THE RECORDS:

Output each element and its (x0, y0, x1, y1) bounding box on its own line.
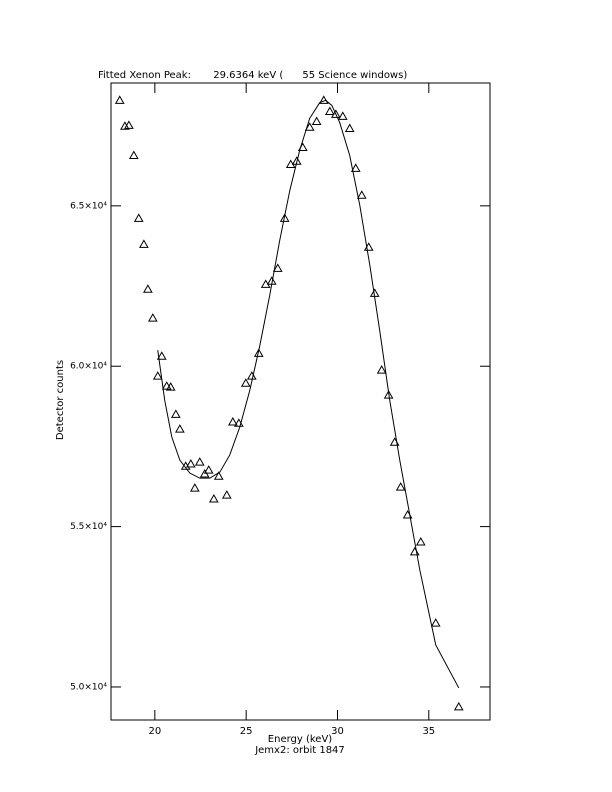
data-point (124, 120, 134, 129)
data-point (350, 163, 361, 172)
data-point (143, 284, 153, 293)
x-tick-label: 25 (240, 726, 253, 737)
data-point (194, 457, 205, 466)
data-point (453, 701, 464, 711)
data-point (189, 483, 200, 492)
x-axis-label: Energy (keV) (268, 734, 333, 745)
data-point (415, 536, 426, 546)
data-point (170, 409, 181, 418)
data-point (185, 459, 196, 468)
y-tick-label: 6.0×10⁴ (70, 362, 107, 372)
data-point (383, 390, 394, 399)
data-point (344, 123, 355, 133)
data-point (430, 618, 441, 627)
data-point (128, 150, 139, 159)
data-point (213, 471, 224, 480)
data-point (356, 190, 367, 199)
y-axis-label: Detector counts (55, 360, 66, 440)
plot-frame (110, 82, 491, 721)
data-point (376, 365, 387, 374)
data-point (395, 482, 406, 491)
data-point (156, 351, 167, 360)
data-point (174, 424, 185, 433)
data-point (304, 122, 315, 131)
data-point (147, 313, 158, 322)
data-point (324, 106, 335, 116)
data-point (279, 213, 290, 222)
data-point (240, 378, 251, 387)
data-point (337, 111, 348, 120)
data-point (253, 348, 264, 357)
data-point (114, 95, 125, 104)
y-tick-label: 5.5×10⁴ (70, 522, 107, 532)
x-tick-label: 20 (148, 726, 161, 737)
y-tick-label: 5.0×10⁴ (70, 682, 107, 692)
data-point (133, 213, 144, 222)
fit-line (157, 99, 460, 689)
chart-title: Fitted Xenon Peak: 29.6364 keV ( 55 Scie… (98, 70, 407, 81)
data-point (208, 493, 219, 503)
data-point (330, 109, 341, 118)
data-point (227, 417, 238, 426)
x-tick-label: 35 (422, 726, 435, 737)
data-point (221, 490, 232, 499)
data-point (311, 116, 322, 125)
data-point (139, 239, 149, 248)
subtitle: Jemx2: orbit 1847 (254, 745, 345, 756)
data-point (165, 382, 176, 391)
data-point (272, 263, 283, 272)
data-point (152, 371, 163, 380)
data-point (203, 465, 214, 474)
x-tick-label: 30 (331, 726, 344, 737)
y-tick-label: 6.5×10⁴ (70, 201, 107, 211)
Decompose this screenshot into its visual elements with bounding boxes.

PROBLEM TO SOLVE:
Please copy out every line of the data above without changing anything, but leave out the picture.

SOLUTION TO THE EXERCISE:
Output each element and its (x0, y0, x1, y1) bounding box on its own line.
data-point (124, 120, 134, 129)
data-point (350, 163, 361, 172)
data-point (143, 284, 153, 293)
x-tick-label: 25 (240, 726, 253, 737)
data-point (194, 457, 205, 466)
data-point (453, 701, 464, 711)
data-point (189, 483, 200, 492)
x-axis-label: Energy (keV) (268, 734, 333, 745)
data-point (415, 536, 426, 546)
data-point (170, 409, 181, 418)
data-point (185, 459, 196, 468)
y-tick-label: 6.0×10⁴ (70, 362, 107, 372)
data-point (383, 390, 394, 399)
data-point (344, 123, 355, 133)
data-point (430, 618, 441, 627)
data-point (128, 150, 139, 159)
data-point (213, 471, 224, 480)
data-point (356, 190, 367, 199)
y-axis-label: Detector counts (55, 360, 66, 440)
plot-frame (110, 82, 491, 721)
data-point (376, 365, 387, 374)
data-point (395, 482, 406, 491)
data-point (156, 351, 167, 360)
data-point (174, 424, 185, 433)
data-point (304, 122, 315, 131)
data-point (147, 313, 158, 322)
data-point (324, 106, 335, 116)
data-point (279, 213, 290, 222)
data-point (240, 378, 251, 387)
data-point (337, 111, 348, 120)
data-point (253, 348, 264, 357)
data-point (114, 95, 125, 104)
y-tick-label: 5.5×10⁴ (70, 522, 107, 532)
x-tick-label: 20 (148, 726, 161, 737)
y-tick-label: 5.0×10⁴ (70, 682, 107, 692)
data-point (133, 213, 144, 222)
fit-line (157, 99, 460, 689)
chart-title: Fitted Xenon Peak: 29.6364 keV ( 55 Scie… (98, 70, 407, 81)
data-point (208, 493, 219, 503)
data-point (330, 109, 341, 118)
data-point (227, 417, 238, 426)
x-tick-label: 35 (422, 726, 435, 737)
data-point (221, 490, 232, 499)
data-point (311, 116, 322, 125)
data-point (139, 239, 149, 248)
subtitle: Jemx2: orbit 1847 (254, 745, 345, 756)
data-point (165, 382, 176, 391)
data-point (272, 263, 283, 272)
data-point (152, 371, 163, 380)
data-point (203, 465, 214, 474)
x-tick-label: 30 (331, 726, 344, 737)
y-tick-label: 6.5×10⁴ (70, 201, 107, 211)
Decompose this screenshot into its visual elements with bounding boxes.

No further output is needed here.